**Page**
───

A federal judge will grant a hearing to the former Peruvian president accused of accepting bribes to determine whether the leader is being subjected to conditions akin to solitary confinement as he awaits extradition proceedings in a San Francisco Bay Area jail.

(CN) – A federal judge will grant a hearing to the former Peruvian president accused of accepting bribes to determine whether the leader is being subjected to conditions akin to solitary confinement as he awaits extradition proceedings in a San Francisco Bay Area jail.

U.S. District Judge Vince Chhabria said he will hold a hearing on Dec. 13 to consider evidence regarding conditions at the jail where former Peruvian President Alejandro Toledo Manrique is being held as well as Toledo’s current mental health and whether he poses a significant flight risk.

───

**Stored records**
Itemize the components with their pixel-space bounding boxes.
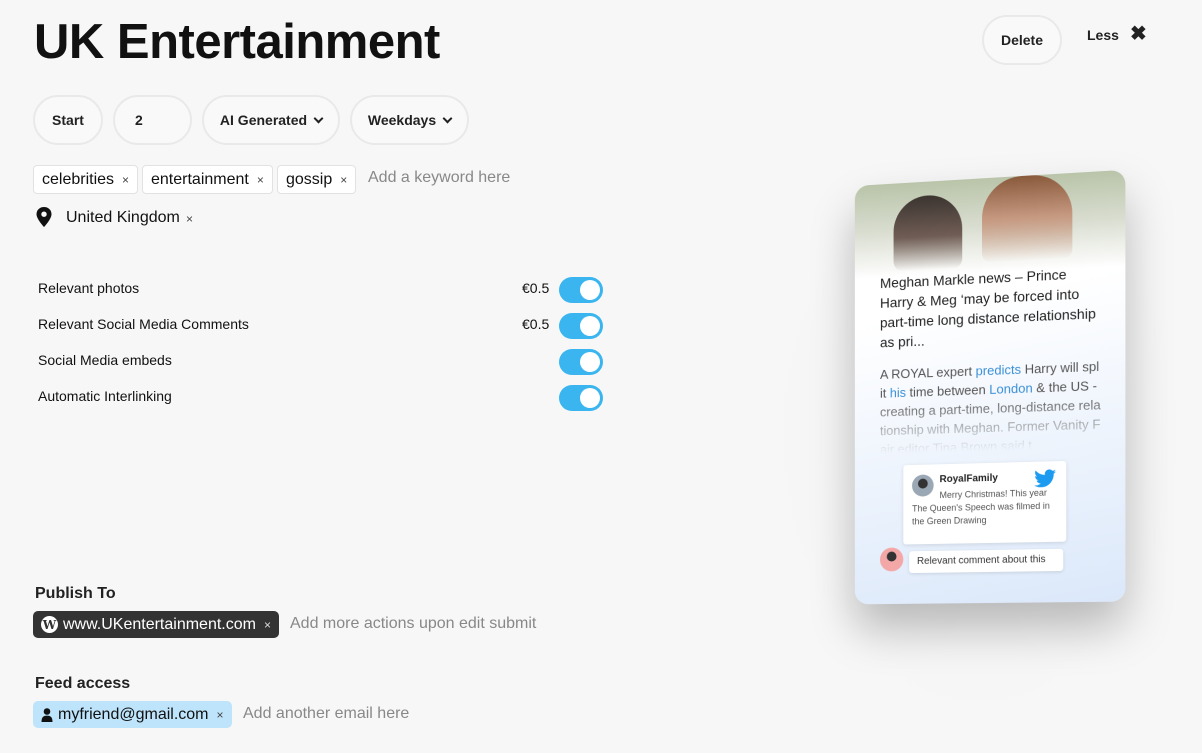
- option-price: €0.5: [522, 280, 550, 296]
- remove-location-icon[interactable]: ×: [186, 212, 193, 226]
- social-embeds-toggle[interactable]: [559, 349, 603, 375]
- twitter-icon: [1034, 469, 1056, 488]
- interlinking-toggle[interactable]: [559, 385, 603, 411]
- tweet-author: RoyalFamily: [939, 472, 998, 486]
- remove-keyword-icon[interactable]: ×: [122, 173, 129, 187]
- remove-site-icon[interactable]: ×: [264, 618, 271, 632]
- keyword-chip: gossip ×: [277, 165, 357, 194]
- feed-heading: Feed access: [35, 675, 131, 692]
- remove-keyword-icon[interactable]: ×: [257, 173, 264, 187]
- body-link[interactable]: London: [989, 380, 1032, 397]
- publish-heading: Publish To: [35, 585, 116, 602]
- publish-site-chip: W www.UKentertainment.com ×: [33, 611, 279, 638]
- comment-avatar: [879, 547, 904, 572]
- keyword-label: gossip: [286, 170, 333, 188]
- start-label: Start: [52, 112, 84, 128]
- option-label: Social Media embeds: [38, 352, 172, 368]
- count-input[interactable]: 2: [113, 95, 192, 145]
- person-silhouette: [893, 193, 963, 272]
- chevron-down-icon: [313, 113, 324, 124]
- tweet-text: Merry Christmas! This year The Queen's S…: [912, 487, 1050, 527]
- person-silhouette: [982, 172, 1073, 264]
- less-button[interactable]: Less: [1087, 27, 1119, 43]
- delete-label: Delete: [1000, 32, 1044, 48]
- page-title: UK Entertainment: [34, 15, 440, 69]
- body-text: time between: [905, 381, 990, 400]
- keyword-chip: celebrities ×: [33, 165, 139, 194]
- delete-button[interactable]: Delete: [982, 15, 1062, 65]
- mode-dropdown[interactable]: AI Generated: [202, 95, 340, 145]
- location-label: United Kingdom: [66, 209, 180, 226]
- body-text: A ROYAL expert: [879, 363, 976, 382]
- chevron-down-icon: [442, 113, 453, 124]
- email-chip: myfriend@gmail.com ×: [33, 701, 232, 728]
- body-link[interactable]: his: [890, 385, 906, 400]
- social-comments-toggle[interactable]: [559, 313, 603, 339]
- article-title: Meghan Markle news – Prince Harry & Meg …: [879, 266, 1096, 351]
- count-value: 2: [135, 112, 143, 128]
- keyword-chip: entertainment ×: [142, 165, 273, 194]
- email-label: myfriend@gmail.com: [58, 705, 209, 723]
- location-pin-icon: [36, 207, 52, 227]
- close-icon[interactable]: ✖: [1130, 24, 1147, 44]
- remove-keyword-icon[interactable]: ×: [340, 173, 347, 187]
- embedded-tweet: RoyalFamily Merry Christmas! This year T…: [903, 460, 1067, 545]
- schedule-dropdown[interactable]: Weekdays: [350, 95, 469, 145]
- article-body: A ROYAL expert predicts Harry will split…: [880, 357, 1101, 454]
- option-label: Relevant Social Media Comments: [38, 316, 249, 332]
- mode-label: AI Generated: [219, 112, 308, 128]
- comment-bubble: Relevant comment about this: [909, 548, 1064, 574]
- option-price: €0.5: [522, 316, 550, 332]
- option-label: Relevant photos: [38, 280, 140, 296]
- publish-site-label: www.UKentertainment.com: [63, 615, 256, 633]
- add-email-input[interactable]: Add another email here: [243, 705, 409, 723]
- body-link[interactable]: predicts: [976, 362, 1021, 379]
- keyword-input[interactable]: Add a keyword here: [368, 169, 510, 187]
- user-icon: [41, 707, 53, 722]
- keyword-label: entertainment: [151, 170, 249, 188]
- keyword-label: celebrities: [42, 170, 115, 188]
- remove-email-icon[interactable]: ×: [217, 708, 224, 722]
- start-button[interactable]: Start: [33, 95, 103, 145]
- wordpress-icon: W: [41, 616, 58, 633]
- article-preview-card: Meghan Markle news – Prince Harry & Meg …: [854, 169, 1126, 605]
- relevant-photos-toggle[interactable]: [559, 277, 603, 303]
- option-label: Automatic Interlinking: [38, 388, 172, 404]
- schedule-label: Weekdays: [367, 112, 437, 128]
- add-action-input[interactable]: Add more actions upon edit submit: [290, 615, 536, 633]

───

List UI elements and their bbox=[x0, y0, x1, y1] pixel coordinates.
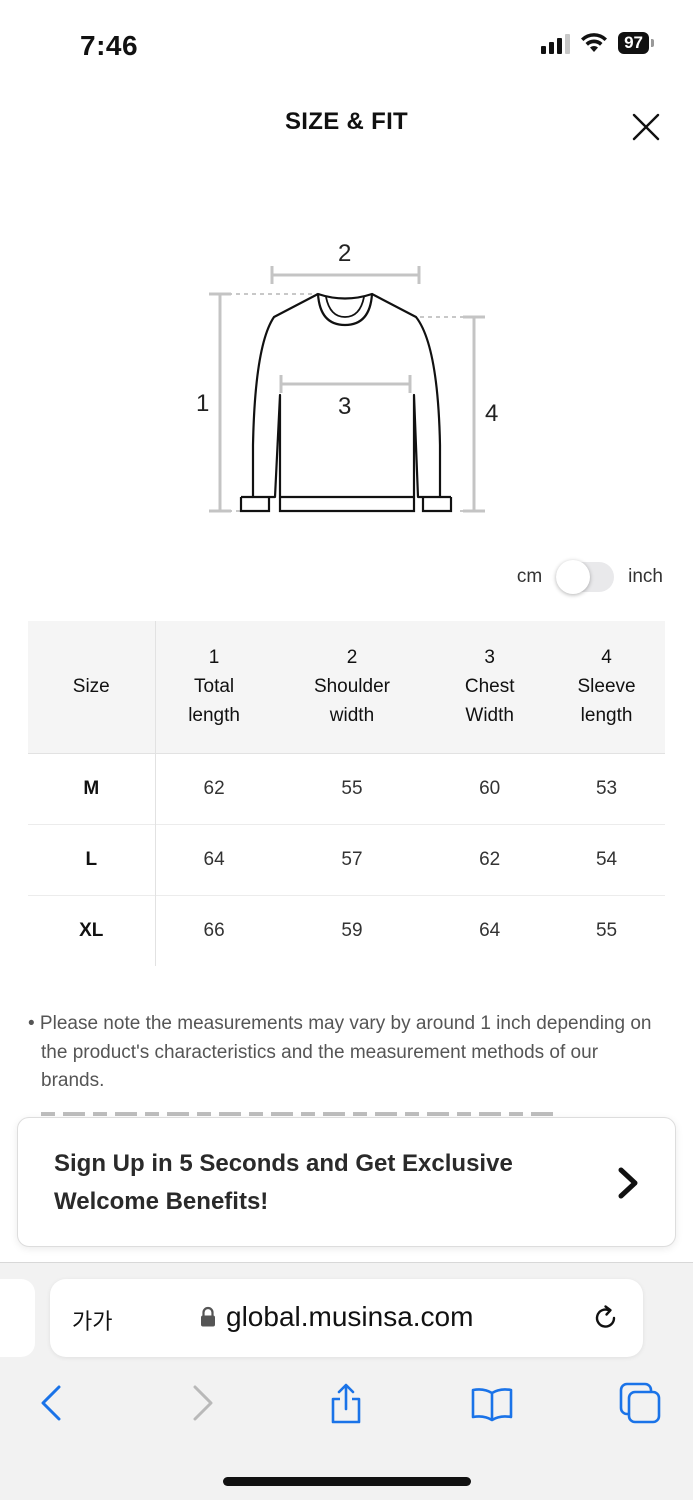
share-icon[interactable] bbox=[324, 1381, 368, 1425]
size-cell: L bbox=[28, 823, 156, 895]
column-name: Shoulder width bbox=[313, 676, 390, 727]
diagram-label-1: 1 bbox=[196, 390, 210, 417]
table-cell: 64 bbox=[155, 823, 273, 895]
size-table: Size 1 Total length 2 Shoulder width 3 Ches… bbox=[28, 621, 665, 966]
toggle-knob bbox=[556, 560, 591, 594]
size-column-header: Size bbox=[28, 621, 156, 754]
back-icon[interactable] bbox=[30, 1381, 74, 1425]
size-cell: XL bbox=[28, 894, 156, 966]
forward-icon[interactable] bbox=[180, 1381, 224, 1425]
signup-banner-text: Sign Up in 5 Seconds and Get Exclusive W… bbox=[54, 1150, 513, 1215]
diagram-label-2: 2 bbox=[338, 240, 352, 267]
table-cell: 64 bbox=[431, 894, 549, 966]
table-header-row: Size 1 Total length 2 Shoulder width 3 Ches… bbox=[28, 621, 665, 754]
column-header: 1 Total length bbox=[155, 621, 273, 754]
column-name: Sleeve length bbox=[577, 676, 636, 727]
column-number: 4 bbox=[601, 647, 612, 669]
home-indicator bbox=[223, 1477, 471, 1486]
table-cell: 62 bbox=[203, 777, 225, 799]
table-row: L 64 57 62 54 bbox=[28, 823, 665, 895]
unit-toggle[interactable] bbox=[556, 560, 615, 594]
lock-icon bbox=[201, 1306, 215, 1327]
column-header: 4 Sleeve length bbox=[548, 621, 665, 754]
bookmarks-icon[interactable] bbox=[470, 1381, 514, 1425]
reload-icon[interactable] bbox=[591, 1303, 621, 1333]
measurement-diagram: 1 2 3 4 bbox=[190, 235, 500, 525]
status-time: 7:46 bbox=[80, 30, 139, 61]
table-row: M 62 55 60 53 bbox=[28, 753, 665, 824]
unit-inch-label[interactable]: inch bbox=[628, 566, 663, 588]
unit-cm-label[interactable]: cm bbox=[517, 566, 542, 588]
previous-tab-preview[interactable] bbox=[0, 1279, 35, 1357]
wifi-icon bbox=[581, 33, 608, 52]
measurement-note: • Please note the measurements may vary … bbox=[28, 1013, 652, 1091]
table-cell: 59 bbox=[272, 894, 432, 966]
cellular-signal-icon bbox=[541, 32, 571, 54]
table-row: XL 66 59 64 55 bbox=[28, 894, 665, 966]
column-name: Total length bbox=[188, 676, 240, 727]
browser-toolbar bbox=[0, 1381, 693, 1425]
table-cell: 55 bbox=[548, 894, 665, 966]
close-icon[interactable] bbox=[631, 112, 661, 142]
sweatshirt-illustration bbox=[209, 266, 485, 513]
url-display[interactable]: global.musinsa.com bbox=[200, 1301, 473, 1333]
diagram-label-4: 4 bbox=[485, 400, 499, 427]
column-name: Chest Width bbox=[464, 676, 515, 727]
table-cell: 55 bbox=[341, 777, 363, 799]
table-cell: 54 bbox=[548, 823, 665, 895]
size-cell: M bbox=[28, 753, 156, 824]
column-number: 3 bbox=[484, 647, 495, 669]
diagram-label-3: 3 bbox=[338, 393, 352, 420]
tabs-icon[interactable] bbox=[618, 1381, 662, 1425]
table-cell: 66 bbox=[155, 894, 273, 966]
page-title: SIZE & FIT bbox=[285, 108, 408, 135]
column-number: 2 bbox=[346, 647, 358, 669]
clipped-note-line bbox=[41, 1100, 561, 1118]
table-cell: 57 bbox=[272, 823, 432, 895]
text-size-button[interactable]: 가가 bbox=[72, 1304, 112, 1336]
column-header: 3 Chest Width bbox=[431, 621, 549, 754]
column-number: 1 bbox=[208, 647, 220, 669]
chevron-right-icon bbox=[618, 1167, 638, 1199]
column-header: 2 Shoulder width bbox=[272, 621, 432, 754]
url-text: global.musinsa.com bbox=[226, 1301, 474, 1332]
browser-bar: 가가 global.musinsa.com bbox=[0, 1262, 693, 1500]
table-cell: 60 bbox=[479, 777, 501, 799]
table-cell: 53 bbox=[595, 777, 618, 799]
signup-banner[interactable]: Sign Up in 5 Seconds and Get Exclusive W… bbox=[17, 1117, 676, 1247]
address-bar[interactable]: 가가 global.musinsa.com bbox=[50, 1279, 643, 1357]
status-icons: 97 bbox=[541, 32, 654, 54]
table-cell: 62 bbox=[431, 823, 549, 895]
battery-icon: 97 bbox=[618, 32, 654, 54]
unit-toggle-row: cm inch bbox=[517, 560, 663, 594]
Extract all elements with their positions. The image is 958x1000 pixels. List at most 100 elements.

───

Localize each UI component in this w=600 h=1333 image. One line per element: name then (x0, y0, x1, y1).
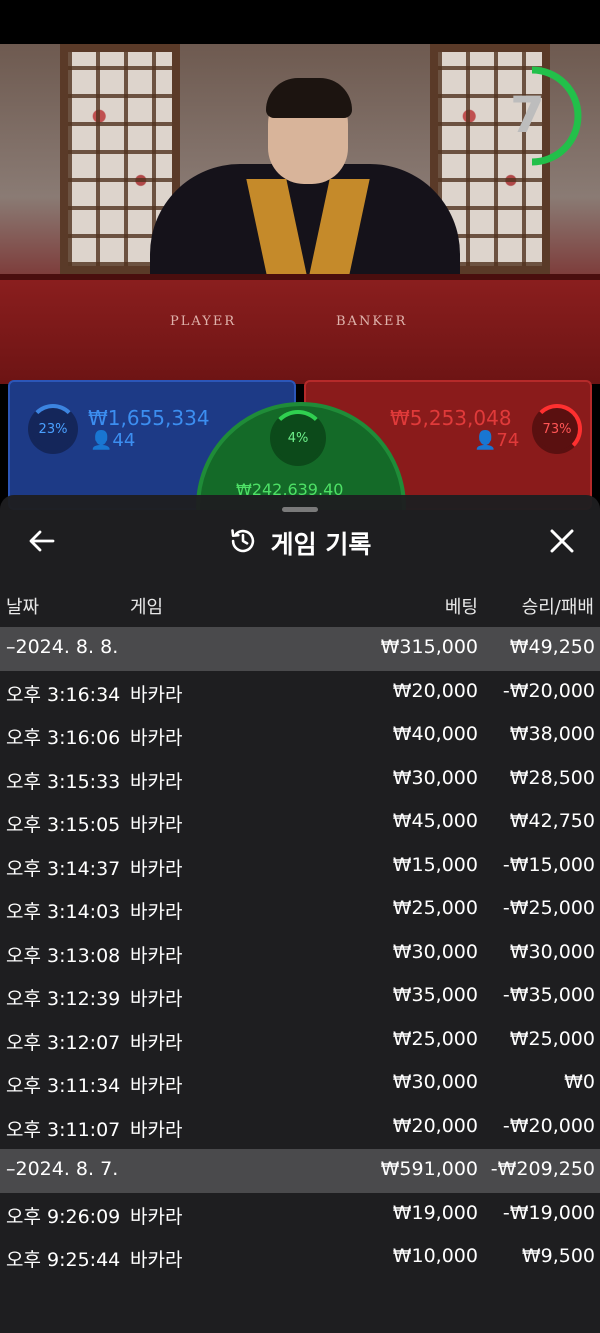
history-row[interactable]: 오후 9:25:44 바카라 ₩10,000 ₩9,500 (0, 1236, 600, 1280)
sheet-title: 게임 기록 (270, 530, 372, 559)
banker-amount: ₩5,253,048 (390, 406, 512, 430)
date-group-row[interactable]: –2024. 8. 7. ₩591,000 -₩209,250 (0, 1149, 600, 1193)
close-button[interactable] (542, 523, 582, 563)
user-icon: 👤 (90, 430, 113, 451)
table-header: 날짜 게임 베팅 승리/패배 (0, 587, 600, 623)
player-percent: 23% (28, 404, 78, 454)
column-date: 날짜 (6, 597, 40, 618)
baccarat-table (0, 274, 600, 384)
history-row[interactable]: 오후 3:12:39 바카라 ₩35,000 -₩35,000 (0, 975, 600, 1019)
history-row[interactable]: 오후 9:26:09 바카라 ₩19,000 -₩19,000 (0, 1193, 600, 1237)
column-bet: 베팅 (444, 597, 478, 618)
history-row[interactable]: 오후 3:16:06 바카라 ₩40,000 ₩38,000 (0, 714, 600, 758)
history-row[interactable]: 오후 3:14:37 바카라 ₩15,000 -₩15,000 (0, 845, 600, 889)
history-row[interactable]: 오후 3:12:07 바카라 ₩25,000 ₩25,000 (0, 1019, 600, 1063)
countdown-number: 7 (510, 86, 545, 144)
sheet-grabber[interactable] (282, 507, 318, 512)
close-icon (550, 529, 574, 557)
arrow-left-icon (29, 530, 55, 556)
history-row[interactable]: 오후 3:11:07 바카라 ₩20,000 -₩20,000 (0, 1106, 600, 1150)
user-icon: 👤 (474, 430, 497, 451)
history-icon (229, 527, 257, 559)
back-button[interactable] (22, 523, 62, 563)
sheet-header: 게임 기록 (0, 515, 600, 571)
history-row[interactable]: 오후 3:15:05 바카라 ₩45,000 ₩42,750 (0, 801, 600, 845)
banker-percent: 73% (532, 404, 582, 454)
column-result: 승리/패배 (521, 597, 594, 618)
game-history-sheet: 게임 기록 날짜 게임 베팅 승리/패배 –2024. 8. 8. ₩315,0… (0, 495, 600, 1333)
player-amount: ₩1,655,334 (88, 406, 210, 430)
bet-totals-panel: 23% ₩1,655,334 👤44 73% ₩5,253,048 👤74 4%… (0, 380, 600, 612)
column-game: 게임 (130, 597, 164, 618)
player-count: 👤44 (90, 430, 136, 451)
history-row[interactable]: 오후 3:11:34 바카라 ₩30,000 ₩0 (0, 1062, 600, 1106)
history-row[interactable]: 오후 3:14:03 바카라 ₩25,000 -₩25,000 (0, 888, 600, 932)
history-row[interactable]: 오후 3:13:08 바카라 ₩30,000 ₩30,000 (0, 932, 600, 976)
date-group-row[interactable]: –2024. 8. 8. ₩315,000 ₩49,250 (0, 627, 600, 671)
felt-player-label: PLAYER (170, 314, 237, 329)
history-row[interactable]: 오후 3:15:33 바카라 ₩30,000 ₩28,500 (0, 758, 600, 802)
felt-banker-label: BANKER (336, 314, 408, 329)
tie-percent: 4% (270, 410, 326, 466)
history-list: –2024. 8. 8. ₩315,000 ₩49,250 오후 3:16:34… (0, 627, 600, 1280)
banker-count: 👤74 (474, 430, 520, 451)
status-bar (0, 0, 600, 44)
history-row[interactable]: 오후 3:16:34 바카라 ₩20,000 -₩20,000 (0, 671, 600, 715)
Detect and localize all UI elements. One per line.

───

**What to do**
(1) Answer these questions from the Toledo article:
(a) Which judge will hold the hearing?
(b) On what date will the hearing take place?
(c) Where is the former Peruvian president being held while he awaits extradition proceedings?
(2) Write out the part of the Toledo article that opens with the words "U.S. District Judge" and closes with "significant flight risk.".
The listing that comes after the article was taken from a different source.

**In response**
(1)
(a) U.S. District Judge Vince Chhabria
(b) Dec. 13
(c) In a San Francisco Bay Area jail

(2)
U.S. District Judge Vince Chhabria said he will hold a hearing on Dec. 13 to consider evidence regarding conditions at the jail where former Peruvian President Alejandro Toledo Manrique is being held as well as Toledo’s current mental health and whether he poses a significant flight risk.